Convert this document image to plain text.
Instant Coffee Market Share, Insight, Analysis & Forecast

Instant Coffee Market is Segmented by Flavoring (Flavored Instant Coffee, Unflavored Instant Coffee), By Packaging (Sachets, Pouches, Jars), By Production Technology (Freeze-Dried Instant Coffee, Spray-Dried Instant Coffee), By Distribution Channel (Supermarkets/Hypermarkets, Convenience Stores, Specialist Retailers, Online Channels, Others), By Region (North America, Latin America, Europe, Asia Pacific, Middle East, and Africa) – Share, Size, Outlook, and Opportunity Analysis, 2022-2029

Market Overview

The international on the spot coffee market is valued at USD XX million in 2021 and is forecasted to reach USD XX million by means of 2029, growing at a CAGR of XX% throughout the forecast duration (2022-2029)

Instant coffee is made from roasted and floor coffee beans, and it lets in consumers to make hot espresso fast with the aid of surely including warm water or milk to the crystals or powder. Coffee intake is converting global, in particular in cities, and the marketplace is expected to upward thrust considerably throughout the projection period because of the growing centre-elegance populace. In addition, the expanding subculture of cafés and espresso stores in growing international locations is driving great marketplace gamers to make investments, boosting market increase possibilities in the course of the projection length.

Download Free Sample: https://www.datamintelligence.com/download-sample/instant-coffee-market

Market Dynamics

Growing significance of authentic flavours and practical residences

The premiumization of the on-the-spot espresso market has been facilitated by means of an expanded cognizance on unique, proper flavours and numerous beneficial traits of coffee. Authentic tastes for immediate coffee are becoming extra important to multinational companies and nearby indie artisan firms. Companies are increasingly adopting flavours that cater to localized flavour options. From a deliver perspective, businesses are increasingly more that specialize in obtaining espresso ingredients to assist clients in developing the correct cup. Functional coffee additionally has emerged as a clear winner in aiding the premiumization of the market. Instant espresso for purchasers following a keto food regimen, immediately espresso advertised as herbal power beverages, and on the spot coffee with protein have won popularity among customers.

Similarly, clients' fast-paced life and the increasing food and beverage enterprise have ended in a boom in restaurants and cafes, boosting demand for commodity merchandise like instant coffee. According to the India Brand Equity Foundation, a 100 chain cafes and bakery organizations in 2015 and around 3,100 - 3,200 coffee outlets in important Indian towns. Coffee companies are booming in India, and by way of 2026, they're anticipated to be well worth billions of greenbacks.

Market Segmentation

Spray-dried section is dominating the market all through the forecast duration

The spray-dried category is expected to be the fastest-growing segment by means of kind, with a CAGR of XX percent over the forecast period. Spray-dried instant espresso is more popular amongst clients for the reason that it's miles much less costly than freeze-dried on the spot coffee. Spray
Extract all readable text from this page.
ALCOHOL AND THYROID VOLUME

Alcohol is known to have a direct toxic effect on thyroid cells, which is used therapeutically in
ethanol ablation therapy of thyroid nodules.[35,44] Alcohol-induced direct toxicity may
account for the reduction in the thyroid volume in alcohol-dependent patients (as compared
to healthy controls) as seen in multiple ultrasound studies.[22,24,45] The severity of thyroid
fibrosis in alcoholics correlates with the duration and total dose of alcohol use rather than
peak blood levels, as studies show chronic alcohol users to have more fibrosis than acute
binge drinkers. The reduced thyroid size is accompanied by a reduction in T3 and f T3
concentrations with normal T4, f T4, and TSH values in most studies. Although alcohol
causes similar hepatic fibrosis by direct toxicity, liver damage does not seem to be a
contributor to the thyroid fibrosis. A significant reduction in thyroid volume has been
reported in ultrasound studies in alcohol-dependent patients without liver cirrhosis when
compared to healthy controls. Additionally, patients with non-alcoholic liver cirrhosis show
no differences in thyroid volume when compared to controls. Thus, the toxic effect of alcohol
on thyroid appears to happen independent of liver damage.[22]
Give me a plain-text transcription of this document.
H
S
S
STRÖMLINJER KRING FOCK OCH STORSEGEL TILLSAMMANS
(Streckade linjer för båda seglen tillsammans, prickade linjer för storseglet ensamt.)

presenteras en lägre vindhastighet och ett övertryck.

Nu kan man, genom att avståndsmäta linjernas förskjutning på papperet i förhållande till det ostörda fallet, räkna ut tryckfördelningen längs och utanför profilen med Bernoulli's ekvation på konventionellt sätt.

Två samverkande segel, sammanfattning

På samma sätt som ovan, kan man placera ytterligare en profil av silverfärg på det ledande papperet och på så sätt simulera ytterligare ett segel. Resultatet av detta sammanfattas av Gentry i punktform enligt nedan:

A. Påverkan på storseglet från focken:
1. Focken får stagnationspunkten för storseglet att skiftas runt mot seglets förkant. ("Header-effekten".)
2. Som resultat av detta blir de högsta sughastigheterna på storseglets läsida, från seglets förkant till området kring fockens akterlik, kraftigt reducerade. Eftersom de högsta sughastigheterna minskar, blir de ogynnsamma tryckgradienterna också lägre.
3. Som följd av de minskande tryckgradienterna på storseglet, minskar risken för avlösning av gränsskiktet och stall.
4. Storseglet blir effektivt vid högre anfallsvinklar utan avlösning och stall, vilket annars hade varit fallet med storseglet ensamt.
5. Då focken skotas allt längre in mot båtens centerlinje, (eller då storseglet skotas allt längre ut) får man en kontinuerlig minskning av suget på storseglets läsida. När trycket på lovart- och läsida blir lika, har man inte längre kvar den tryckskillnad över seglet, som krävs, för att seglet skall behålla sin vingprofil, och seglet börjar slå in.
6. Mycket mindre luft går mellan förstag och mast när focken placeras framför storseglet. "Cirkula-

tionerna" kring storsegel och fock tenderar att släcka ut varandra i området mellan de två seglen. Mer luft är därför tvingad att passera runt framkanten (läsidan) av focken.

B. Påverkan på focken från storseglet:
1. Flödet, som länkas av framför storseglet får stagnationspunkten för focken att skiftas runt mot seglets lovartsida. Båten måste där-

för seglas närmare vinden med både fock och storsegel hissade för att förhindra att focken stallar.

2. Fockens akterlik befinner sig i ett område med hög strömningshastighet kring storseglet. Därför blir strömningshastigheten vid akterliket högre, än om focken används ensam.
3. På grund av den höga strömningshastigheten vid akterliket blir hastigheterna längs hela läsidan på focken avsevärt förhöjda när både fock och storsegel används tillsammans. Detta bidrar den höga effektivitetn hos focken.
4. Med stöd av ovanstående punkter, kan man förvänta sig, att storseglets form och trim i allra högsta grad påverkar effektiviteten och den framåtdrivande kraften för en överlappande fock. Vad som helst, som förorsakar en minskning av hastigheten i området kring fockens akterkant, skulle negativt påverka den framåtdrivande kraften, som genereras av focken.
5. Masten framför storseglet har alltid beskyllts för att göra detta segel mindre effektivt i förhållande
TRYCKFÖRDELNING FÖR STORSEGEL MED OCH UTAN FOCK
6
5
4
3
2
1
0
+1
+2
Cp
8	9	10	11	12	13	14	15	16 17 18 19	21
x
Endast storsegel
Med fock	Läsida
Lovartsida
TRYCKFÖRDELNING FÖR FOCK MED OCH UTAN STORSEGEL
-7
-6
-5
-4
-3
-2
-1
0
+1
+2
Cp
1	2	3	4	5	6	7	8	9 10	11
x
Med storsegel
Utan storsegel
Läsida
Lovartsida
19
★ ★ ★ ★
- _WHAT YOU WILL DO_
Set out the entries once more, word for word.

- _COMPLETED EXERCISE_
Convert this document image to plain text.
Instant Coffee Market Share, Insight, Analysis & Forecast

Instant Coffee Market is Segmented by Flavoring (Flavored Instant Coffee, Unflavored Instant Coffee), By Packaging (Sachets, Pouches, Jars), By Production Technology (Freeze-Dried Instant Coffee, Spray-Dried Instant Coffee), By Distribution Channel (Supermarkets/Hypermarkets, Convenience Stores, Specialist Retailers, Online Channels, Others), By Region (North America, Latin America, Europe, Asia Pacific, Middle East, and Africa) – Share, Size, Outlook, and Opportunity Analysis, 2022-2029

Market Overview

The international on the spot coffee market is valued at USD XX million in 2021 and is forecasted to reach USD XX million by means of 2029, growing at a CAGR of XX% throughout the forecast duration (2022-2029)

Instant coffee is made from roasted and floor coffee beans, and it lets in consumers to make hot espresso fast with the aid of surely including warm water or milk to the crystals or powder. Coffee intake is converting global, in particular in cities, and the marketplace is expected to upward thrust considerably throughout the projection period because of the growing centre-elegance populace. In addition, the expanding subculture of cafés and espresso stores in growing international locations is driving great marketplace gamers to make investments, boosting market increase possibilities in the course of the projection length.

Download Free Sample: https://www.datamintelligence.com/download-sample/instant-coffee-market

Market Dynamics

Growing significance of authentic flavours and practical residences

The premiumization of the on-the-spot espresso market has been facilitated by means of an expanded cognizance on unique, proper flavours and numerous beneficial traits of coffee. Authentic tastes for immediate coffee are becoming extra important to multinational companies and nearby indie artisan firms. Companies are increasingly adopting flavours that cater to localized flavour options. From a deliver perspective, businesses are increasingly more that specialize in obtaining espresso ingredients to assist clients in developing the correct cup. Functional coffee additionally has emerged as a clear winner in aiding the premiumization of the market. Instant espresso for purchasers following a keto food regimen, immediately espresso advertised as herbal power beverages, and on the spot coffee with protein have won popularity among customers.

Similarly, clients' fast-paced life and the increasing food and beverage enterprise have ended in a boom in restaurants and cafes, boosting demand for commodity merchandise like instant coffee. According to the India Brand Equity Foundation, a 100 chain cafes and bakery organizations in 2015 and around 3,100 - 3,200 coffee outlets in important Indian towns. Coffee companies are booming in India, and by way of 2026, they're anticipated to be well worth billions of greenbacks.

Market Segmentation

Spray-dried section is dominating the market all through the forecast duration

The spray-dried category is expected to be the fastest-growing segment by means of kind, with a CAGR of XX percent over the forecast period. Spray-dried instant espresso is more popular amongst clients for the reason that it's miles much less costly than freeze-dried on the spot coffee. Spray
Extract all readable text from this page.
ALCOHOL AND THYROID VOLUME

Alcohol is known to have a direct toxic effect on thyroid cells, which is used therapeutically in
ethanol ablation therapy of thyroid nodules.[35,44] Alcohol-induced direct toxicity may
account for the reduction in the thyroid volume in alcohol-dependent patients (as compared
to healthy controls) as seen in multiple ultrasound studies.[22,24,45] The severity of thyroid
fibrosis in alcoholics correlates with the duration and total dose of alcohol use rather than
peak blood levels, as studies show chronic alcohol users to have more fibrosis than acute
binge drinkers. The reduced thyroid size is accompanied by a reduction in T3 and f T3
concentrations with normal T4, f T4, and TSH values in most studies. Although alcohol
causes similar hepatic fibrosis by direct toxicity, liver damage does not seem to be a
contributor to the thyroid fibrosis. A significant reduction in thyroid volume has been
reported in ultrasound studies in alcohol-dependent patients without liver cirrhosis when
compared to healthy controls. Additionally, patients with non-alcoholic liver cirrhosis show
no differences in thyroid volume when compared to controls. Thus, the toxic effect of alcohol
on thyroid appears to happen independent of liver damage.[22]
Give me a plain-text transcription of this document.
H
S
S
STRÖMLINJER KRING FOCK OCH STORSEGEL TILLSAMMANS
(Streckade linjer för båda seglen tillsammans, prickade linjer för storseglet ensamt.)

presenteras en lägre vindhastighet och ett övertryck.

Nu kan man, genom att avståndsmäta linjernas förskjutning på papperet i förhållande till det ostörda fallet, räkna ut tryckfördelningen längs och utanför profilen med Bernoulli's ekvation på konventionellt sätt.

Två samverkande segel, sammanfattning

På samma sätt som ovan, kan man placera ytterligare en profil av silverfärg på det ledande papperet och på så sätt simulera ytterligare ett segel. Resultatet av detta sammanfattas av Gentry i punktform enligt nedan:

A. Påverkan på storseglet från focken:
1. Focken får stagnationspunkten för storseglet att skiftas runt mot seglets förkant. ("Header-effekten".)
2. Som resultat av detta blir de högsta sughastigheterna på storseglets läsida, från seglets förkant till området kring fockens akterlik, kraftigt reducerade. Eftersom de högsta sughastigheterna minskar, blir de ogynnsamma tryckgradienterna också lägre.
3. Som följd av de minskande tryckgradienterna på storseglet, minskar risken för avlösning av gränsskiktet och stall.
4. Storseglet blir effektivt vid högre anfallsvinklar utan avlösning och stall, vilket annars hade varit fallet med storseglet ensamt.
5. Då focken skotas allt längre in mot båtens centerlinje, (eller då storseglet skotas allt längre ut) får man en kontinuerlig minskning av suget på storseglets läsida. När trycket på lovart- och läsida blir lika, har man inte längre kvar den tryckskillnad över seglet, som krävs, för att seglet skall behålla sin vingprofil, och seglet börjar slå in.
6. Mycket mindre luft går mellan förstag och mast när focken placeras framför storseglet. "Cirkula-

tionerna" kring storsegel och fock tenderar att släcka ut varandra i området mellan de två seglen. Mer luft är därför tvingad att passera runt framkanten (läsidan) av focken.

B. Påverkan på focken från storseglet:
1. Flödet, som länkas av framför storseglet får stagnationspunkten för focken att skiftas runt mot seglets lovartsida. Båten måste där-

för seglas närmare vinden med både fock och storsegel hissade för att förhindra att focken stallar.

2. Fockens akterlik befinner sig i ett område med hög strömningshastighet kring storseglet. Därför blir strömningshastigheten vid akterliket högre, än om focken används ensam.
3. På grund av den höga strömningshastigheten vid akterliket blir hastigheterna längs hela läsidan på focken avsevärt förhöjda när både fock och storsegel används tillsammans. Detta bidrar den höga effektivitetn hos focken.
4. Med stöd av ovanstående punkter, kan man förvänta sig, att storseglets form och trim i allra högsta grad påverkar effektiviteten och den framåtdrivande kraften för en överlappande fock. Vad som helst, som förorsakar en minskning av hastigheten i området kring fockens akterkant, skulle negativt påverka den framåtdrivande kraften, som genereras av focken.
5. Masten framför storseglet har alltid beskyllts för att göra detta segel mindre effektivt i förhållande
TRYCKFÖRDELNING FÖR STORSEGEL MED OCH UTAN FOCK
6
5
4
3
2
1
0
+1
+2
Cp
8	9	10	11	12	13	14	15	16 17 18 19	21
x
Endast storsegel
Med fock	Läsida
Lovartsida
TRYCKFÖRDELNING FÖR FOCK MED OCH UTAN STORSEGEL
-7
-6
-5
-4
-3
-2
-1
0
+1
+2
Cp
1	2	3	4	5	6	7	8	9 10	11
x
Med storsegel
Utan storsegel
Läsida
Lovartsida
19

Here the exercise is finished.